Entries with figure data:
____
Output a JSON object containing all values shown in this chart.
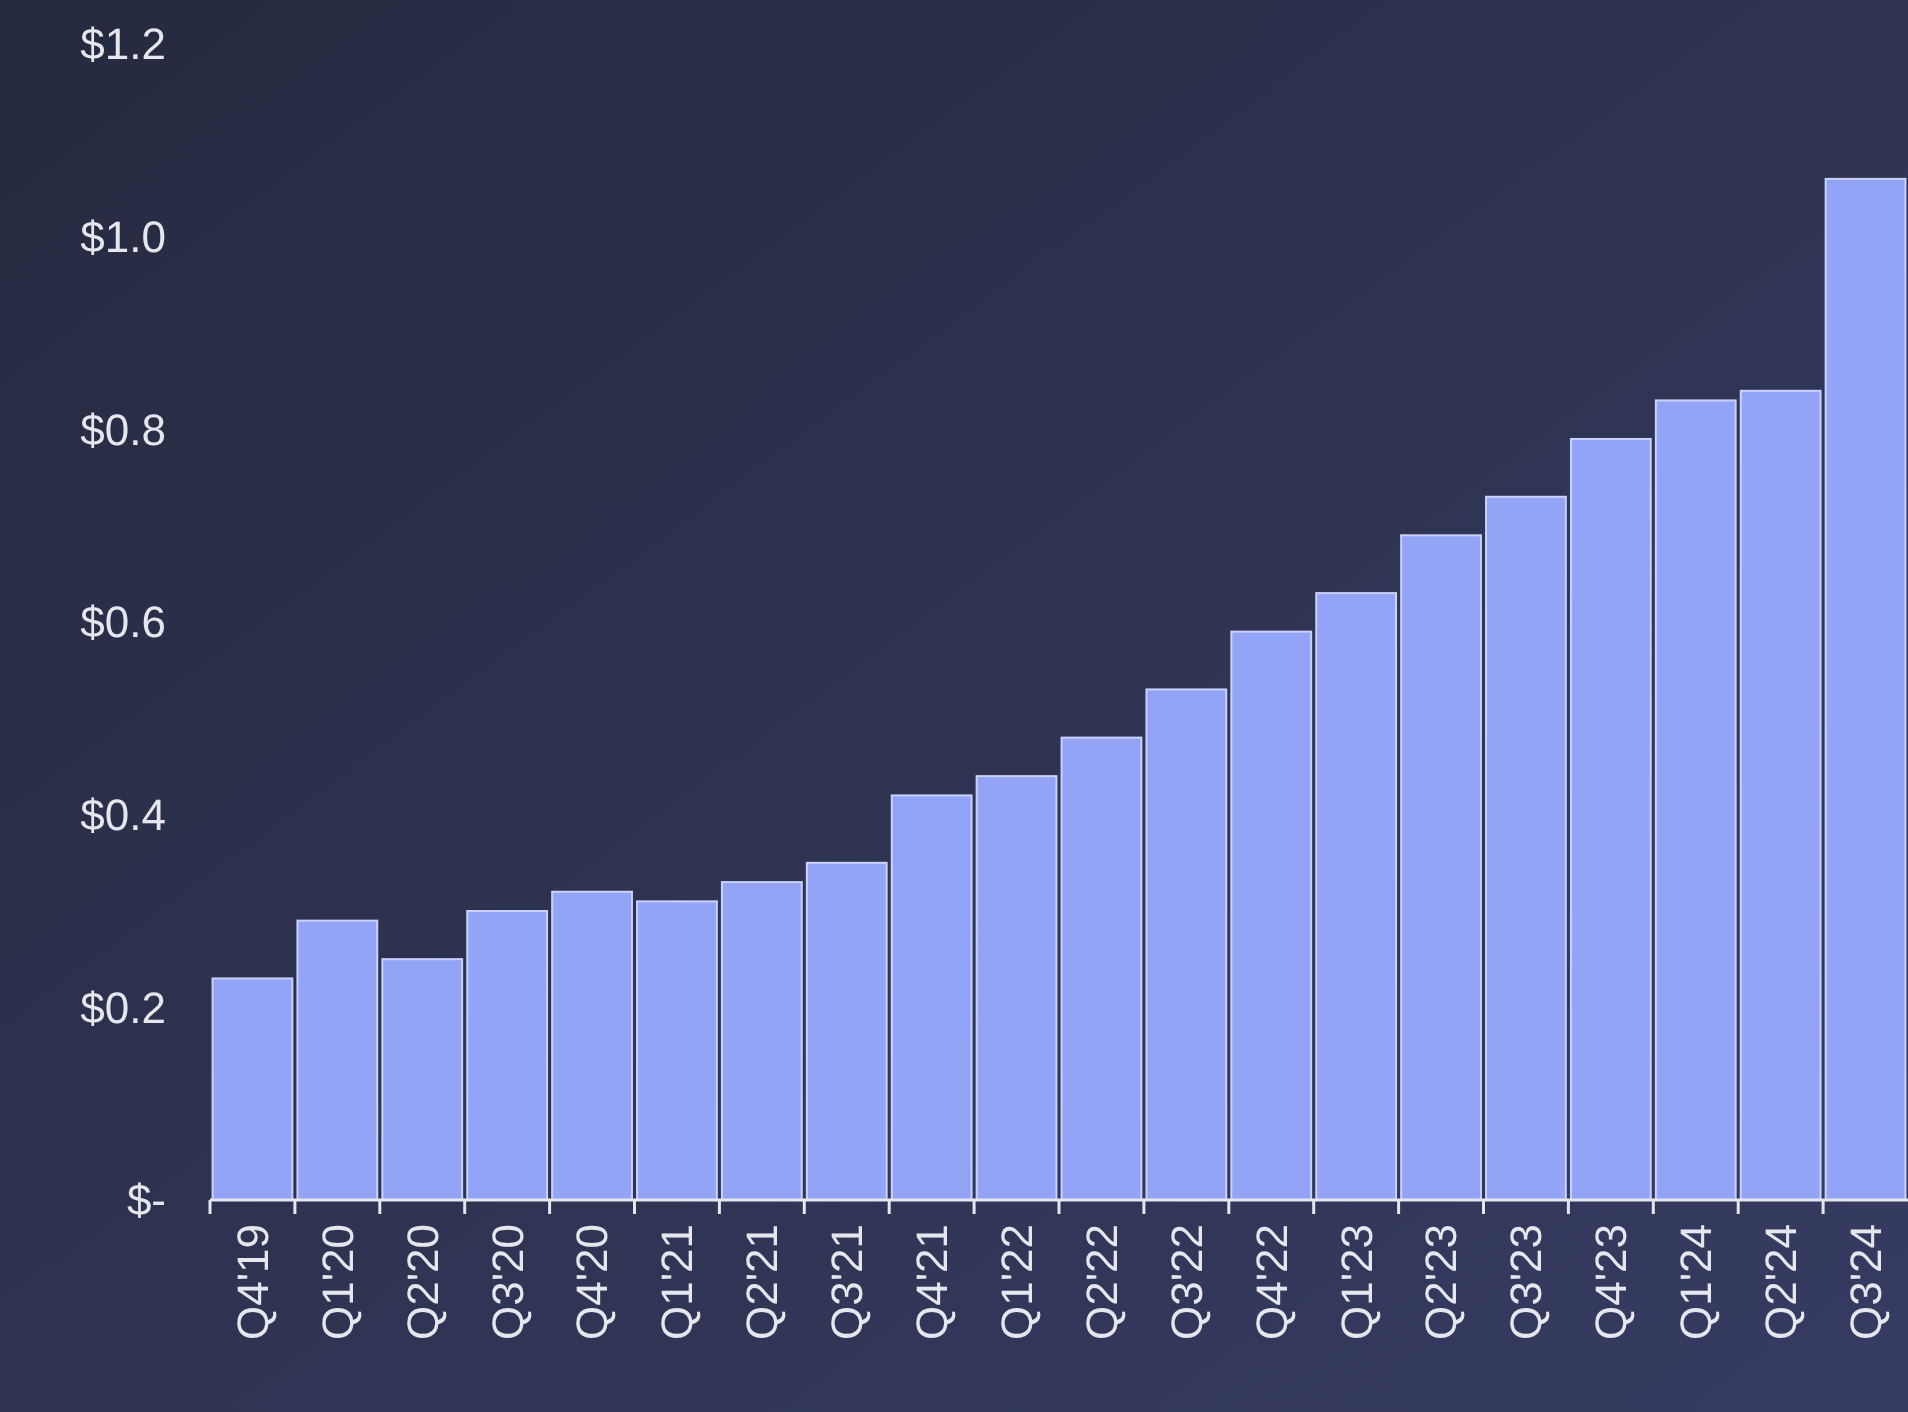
{
  "chart_data": {
    "type": "bar",
    "categories": [
      "Q4'19",
      "Q1'20",
      "Q2'20",
      "Q3'20",
      "Q4'20",
      "Q1'21",
      "Q2'21",
      "Q3'21",
      "Q4'21",
      "Q1'22",
      "Q2'22",
      "Q3'22",
      "Q4'22",
      "Q1'23",
      "Q2'23",
      "Q3'23",
      "Q4'23",
      "Q1'24",
      "Q2'24",
      "Q3'24"
    ],
    "values": [
      0.23,
      0.29,
      0.25,
      0.3,
      0.32,
      0.31,
      0.33,
      0.35,
      0.42,
      0.44,
      0.48,
      0.53,
      0.59,
      0.63,
      0.69,
      0.73,
      0.79,
      0.83,
      0.84,
      1.06
    ],
    "color": "#93a4f7",
    "ylim": [
      0,
      1.2
    ],
    "yticks": [
      {
        "value": 0,
        "label": "$-"
      },
      {
        "value": 0.2,
        "label": "$0.2"
      },
      {
        "value": 0.4,
        "label": "$0.4"
      },
      {
        "value": 0.6,
        "label": "$0.6"
      },
      {
        "value": 0.8,
        "label": "$0.8"
      },
      {
        "value": 1.0,
        "label": "$1.0"
      },
      {
        "value": 1.2,
        "label": "$1.2"
      }
    ],
    "grid": false
  }
}
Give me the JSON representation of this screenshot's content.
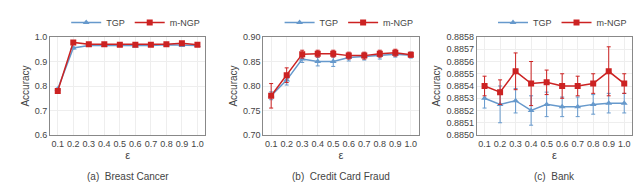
{
  "chart_data": [
    {
      "type": "line",
      "subtitle": "(a)  Breast Cancer",
      "x": [
        0.1,
        0.2,
        0.3,
        0.4,
        0.5,
        0.6,
        0.7,
        0.8,
        0.9,
        1.0
      ],
      "xlabel": "ε",
      "ylabel": "Accuracy",
      "xlim": [
        0.05,
        1.05
      ],
      "xticks": [
        0.1,
        0.2,
        0.3,
        0.4,
        0.5,
        0.6,
        0.7,
        0.8,
        0.9,
        {
          "value": 1.0,
          "label": "1.0"
        }
      ],
      "ylim": [
        0.6,
        1.0
      ],
      "yticks": [
        0.6,
        0.7,
        0.8,
        0.9,
        {
          "value": 1.0,
          "label": "1.0"
        }
      ],
      "grid": true,
      "legend": "top right",
      "series": [
        {
          "name": "TGP",
          "color": "#6699CC",
          "marker": "triangle-up",
          "values": [
            0.788,
            0.955,
            0.965,
            0.965,
            0.965,
            0.963,
            0.965,
            0.968,
            0.965,
            0.965
          ],
          "errors": [
            0.003,
            0.004,
            0.003,
            0.003,
            0.003,
            0.003,
            0.003,
            0.003,
            0.003,
            0.003
          ]
        },
        {
          "name": "m-NGP",
          "color": "#CC2222",
          "marker": "square",
          "values": [
            0.78,
            0.978,
            0.97,
            0.97,
            0.968,
            0.968,
            0.968,
            0.97,
            0.975,
            0.968
          ],
          "errors": [
            0.008,
            0.006,
            0.005,
            0.005,
            0.005,
            0.005,
            0.005,
            0.005,
            0.005,
            0.005
          ]
        }
      ]
    },
    {
      "type": "line",
      "subtitle": "(b)  Credit Card Fraud",
      "x": [
        0.1,
        0.2,
        0.3,
        0.4,
        0.5,
        0.6,
        0.7,
        0.8,
        0.9,
        1.0
      ],
      "xlabel": "ε",
      "ylabel": "Accuracy",
      "xlim": [
        0.05,
        1.05
      ],
      "xticks": [
        0.1,
        0.2,
        0.3,
        0.4,
        0.5,
        0.6,
        0.7,
        0.8,
        0.9,
        {
          "value": 1.0,
          "label": "1.0"
        }
      ],
      "ylim": [
        0.7,
        0.9
      ],
      "yticks": [
        {
          "value": 0.7,
          "label": "0.70"
        },
        0.75,
        {
          "value": 0.8,
          "label": "0.80"
        },
        0.85,
        {
          "value": 0.9,
          "label": "0.90"
        }
      ],
      "grid": true,
      "legend": "top right",
      "series": [
        {
          "name": "TGP",
          "color": "#6699CC",
          "marker": "triangle-up",
          "values": [
            0.78,
            0.812,
            0.855,
            0.85,
            0.85,
            0.858,
            0.86,
            0.862,
            0.865,
            0.863
          ],
          "errors": [
            0.008,
            0.01,
            0.007,
            0.009,
            0.01,
            0.007,
            0.007,
            0.007,
            0.006,
            0.006
          ]
        },
        {
          "name": "m-NGP",
          "color": "#CC2222",
          "marker": "square",
          "values": [
            0.78,
            0.822,
            0.865,
            0.866,
            0.866,
            0.862,
            0.862,
            0.866,
            0.868,
            0.864
          ],
          "errors": [
            0.025,
            0.015,
            0.008,
            0.007,
            0.007,
            0.007,
            0.007,
            0.007,
            0.007,
            0.005
          ]
        }
      ]
    },
    {
      "type": "line",
      "subtitle": "(c)  Bank",
      "x": [
        0.1,
        0.2,
        0.3,
        0.4,
        0.5,
        0.6,
        0.7,
        0.8,
        0.9,
        1.0
      ],
      "xlabel": "ε",
      "ylabel": "Accuracy",
      "xlim": [
        0.05,
        1.05
      ],
      "xticks": [
        0.1,
        0.2,
        0.3,
        0.4,
        0.5,
        0.6,
        0.7,
        0.8,
        0.9,
        {
          "value": 1.0,
          "label": "1.0"
        }
      ],
      "ylim": [
        0.885,
        0.8858
      ],
      "yticks": [
        {
          "value": 0.885,
          "label": "0.8850"
        },
        0.8851,
        0.8852,
        0.8853,
        0.8854,
        0.8855,
        0.8856,
        0.8857,
        0.8858
      ],
      "grid": true,
      "legend": "top right",
      "series": [
        {
          "name": "TGP",
          "color": "#6699CC",
          "marker": "triangle-up",
          "values": [
            0.8853,
            0.88525,
            0.88528,
            0.8852,
            0.88525,
            0.88523,
            0.88523,
            0.88525,
            0.88526,
            0.88526
          ],
          "errors": [
            8e-05,
            0.00015,
            0.0001,
            0.00012,
            0.0001,
            8e-05,
            8e-05,
            8e-05,
            8e-05,
            8e-05
          ]
        },
        {
          "name": "m-NGP",
          "color": "#CC2222",
          "marker": "square",
          "values": [
            0.8854,
            0.88535,
            0.88552,
            0.88542,
            0.88543,
            0.8854,
            0.8854,
            0.88542,
            0.88552,
            0.88542
          ],
          "errors": [
            8e-05,
            0.0001,
            0.00015,
            0.00018,
            0.0001,
            0.0001,
            8e-05,
            8e-05,
            0.0002,
            8e-05
          ]
        }
      ]
    }
  ]
}
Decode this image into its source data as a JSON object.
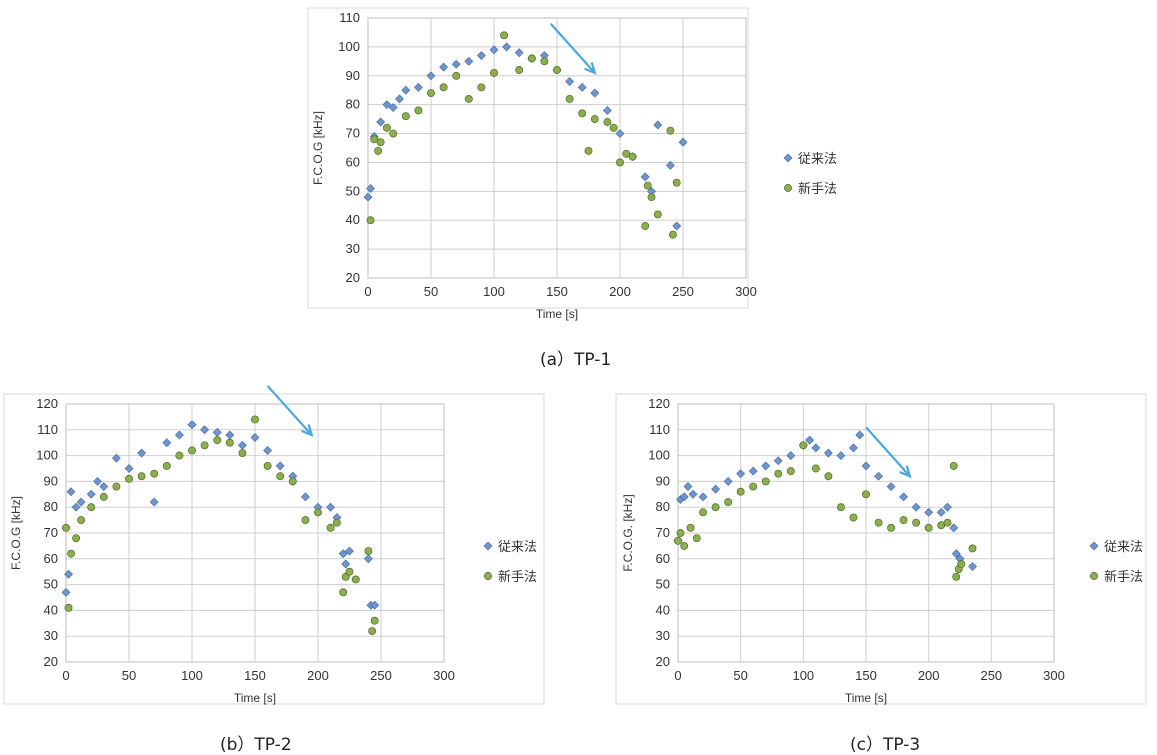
{
  "colors": {
    "blue_marker": "#6f95cf",
    "blue_marker_stroke": "#40659f",
    "green_marker": "#8cae4f",
    "green_marker_stroke": "#4d6b24",
    "arrow": "#4aa8dc",
    "grid": "#cfcfcf"
  },
  "chart_data": [
    {
      "type": "scatter",
      "caption": "(a）TP-1",
      "xlabel": "Time [s]",
      "ylabel": "F.C.O.G [kHz]",
      "xlim": [
        0,
        300
      ],
      "ylim": [
        20,
        110
      ],
      "xticks": [
        "0",
        "50",
        "100",
        "150",
        "200",
        "250",
        "300"
      ],
      "yticks": [
        "20",
        "30",
        "40",
        "50",
        "60",
        "70",
        "80",
        "90",
        "100",
        "110"
      ],
      "grid": true,
      "legend_position": "right",
      "annotation": "arrow pointing down-right, from (145, 108) to (180, 91)",
      "series": [
        {
          "name": "従来法",
          "marker": "diamond",
          "x": [
            0,
            2,
            5,
            10,
            15,
            20,
            25,
            30,
            40,
            50,
            60,
            70,
            80,
            90,
            100,
            110,
            120,
            130,
            140,
            150,
            160,
            170,
            180,
            190,
            200,
            210,
            220,
            225,
            230,
            240,
            245,
            250
          ],
          "y": [
            48,
            51,
            69,
            74,
            80,
            79,
            82,
            85,
            86,
            90,
            93,
            94,
            95,
            97,
            99,
            100,
            98,
            96,
            97,
            92,
            88,
            86,
            84,
            78,
            70,
            62,
            55,
            50,
            73,
            59,
            38,
            67
          ]
        },
        {
          "name": "新手法",
          "marker": "circle",
          "x": [
            2,
            5,
            8,
            10,
            15,
            20,
            30,
            40,
            50,
            60,
            70,
            80,
            90,
            100,
            108,
            120,
            130,
            140,
            150,
            160,
            170,
            175,
            180,
            190,
            195,
            200,
            205,
            210,
            220,
            222,
            225,
            230,
            240,
            242,
            245
          ],
          "y": [
            40,
            68,
            64,
            67,
            72,
            70,
            76,
            78,
            84,
            86,
            90,
            82,
            86,
            91,
            104,
            92,
            96,
            95,
            92,
            82,
            77,
            64,
            75,
            74,
            72,
            60,
            63,
            62,
            38,
            52,
            48,
            42,
            71,
            35,
            53
          ]
        }
      ]
    },
    {
      "type": "scatter",
      "caption": "(b）TP-2",
      "xlabel": "Time [s]",
      "ylabel": "F.C.O.G [kHz]",
      "xlim": [
        0,
        300
      ],
      "ylim": [
        20,
        120
      ],
      "xticks": [
        "0",
        "50",
        "100",
        "150",
        "200",
        "250",
        "300"
      ],
      "yticks": [
        "20",
        "30",
        "40",
        "50",
        "60",
        "70",
        "80",
        "90",
        "100",
        "110",
        "120"
      ],
      "grid": true,
      "legend_position": "right",
      "annotation": "arrow pointing down-right, from (160, 127) to (195, 108)",
      "series": [
        {
          "name": "従来法",
          "marker": "diamond",
          "x": [
            0,
            2,
            4,
            8,
            12,
            20,
            25,
            30,
            40,
            50,
            60,
            70,
            80,
            90,
            100,
            110,
            120,
            130,
            140,
            150,
            160,
            170,
            180,
            190,
            200,
            210,
            215,
            220,
            222,
            225,
            240,
            242,
            245
          ],
          "y": [
            47,
            54,
            86,
            80,
            82,
            85,
            90,
            88,
            99,
            95,
            101,
            82,
            105,
            108,
            112,
            110,
            109,
            108,
            104,
            107,
            102,
            96,
            92,
            84,
            80,
            80,
            76,
            62,
            58,
            63,
            60,
            42,
            42
          ]
        },
        {
          "name": "新手法",
          "marker": "circle",
          "x": [
            0,
            2,
            4,
            8,
            12,
            20,
            30,
            40,
            50,
            60,
            70,
            80,
            90,
            100,
            110,
            120,
            130,
            140,
            150,
            160,
            170,
            180,
            190,
            200,
            210,
            215,
            220,
            222,
            225,
            230,
            240,
            243,
            245
          ],
          "y": [
            72,
            41,
            62,
            68,
            75,
            80,
            84,
            88,
            91,
            92,
            93,
            96,
            100,
            102,
            104,
            106,
            105,
            101,
            114,
            96,
            92,
            90,
            75,
            78,
            72,
            74,
            47,
            53,
            55,
            52,
            63,
            32,
            36
          ]
        }
      ]
    },
    {
      "type": "scatter",
      "caption": "(c）TP-3",
      "xlabel": "Time [s]",
      "ylabel": "F.C.O.G. [kHz]",
      "xlim": [
        0,
        300
      ],
      "ylim": [
        20,
        120
      ],
      "xticks": [
        "0",
        "50",
        "100",
        "150",
        "200",
        "250",
        "300"
      ],
      "yticks": [
        "20",
        "30",
        "40",
        "50",
        "60",
        "70",
        "80",
        "90",
        "100",
        "110",
        "120"
      ],
      "grid": true,
      "legend_position": "right",
      "annotation": "arrow pointing down-right, from (150, 111) to (185, 92)",
      "series": [
        {
          "name": "従来法",
          "marker": "diamond",
          "x": [
            0,
            2,
            5,
            8,
            12,
            20,
            30,
            40,
            50,
            60,
            70,
            80,
            90,
            100,
            105,
            110,
            120,
            130,
            140,
            145,
            150,
            160,
            170,
            180,
            190,
            200,
            210,
            215,
            220,
            222,
            225,
            235
          ],
          "y": [
            67,
            83,
            84,
            88,
            85,
            84,
            87,
            90,
            93,
            94,
            96,
            98,
            100,
            104,
            106,
            103,
            101,
            100,
            103,
            108,
            96,
            92,
            88,
            84,
            80,
            78,
            78,
            80,
            72,
            62,
            60,
            57
          ]
        },
        {
          "name": "新手法",
          "marker": "circle",
          "x": [
            0,
            2,
            5,
            10,
            15,
            20,
            30,
            40,
            50,
            60,
            70,
            80,
            90,
            100,
            110,
            120,
            130,
            140,
            150,
            160,
            170,
            180,
            190,
            200,
            210,
            215,
            220,
            222,
            224,
            226,
            235
          ],
          "y": [
            67,
            70,
            65,
            72,
            68,
            78,
            80,
            82,
            86,
            88,
            90,
            93,
            94,
            104,
            95,
            92,
            80,
            76,
            85,
            74,
            72,
            75,
            74,
            72,
            73,
            74,
            96,
            53,
            56,
            58,
            64
          ]
        }
      ]
    }
  ]
}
____
__What needs to be done__
Search the data above for the string "caption" and copy each line that has it.

__Result__
      "caption": "(a）TP-1",
      "caption": "(b）TP-2",
      "caption": "(c）TP-3",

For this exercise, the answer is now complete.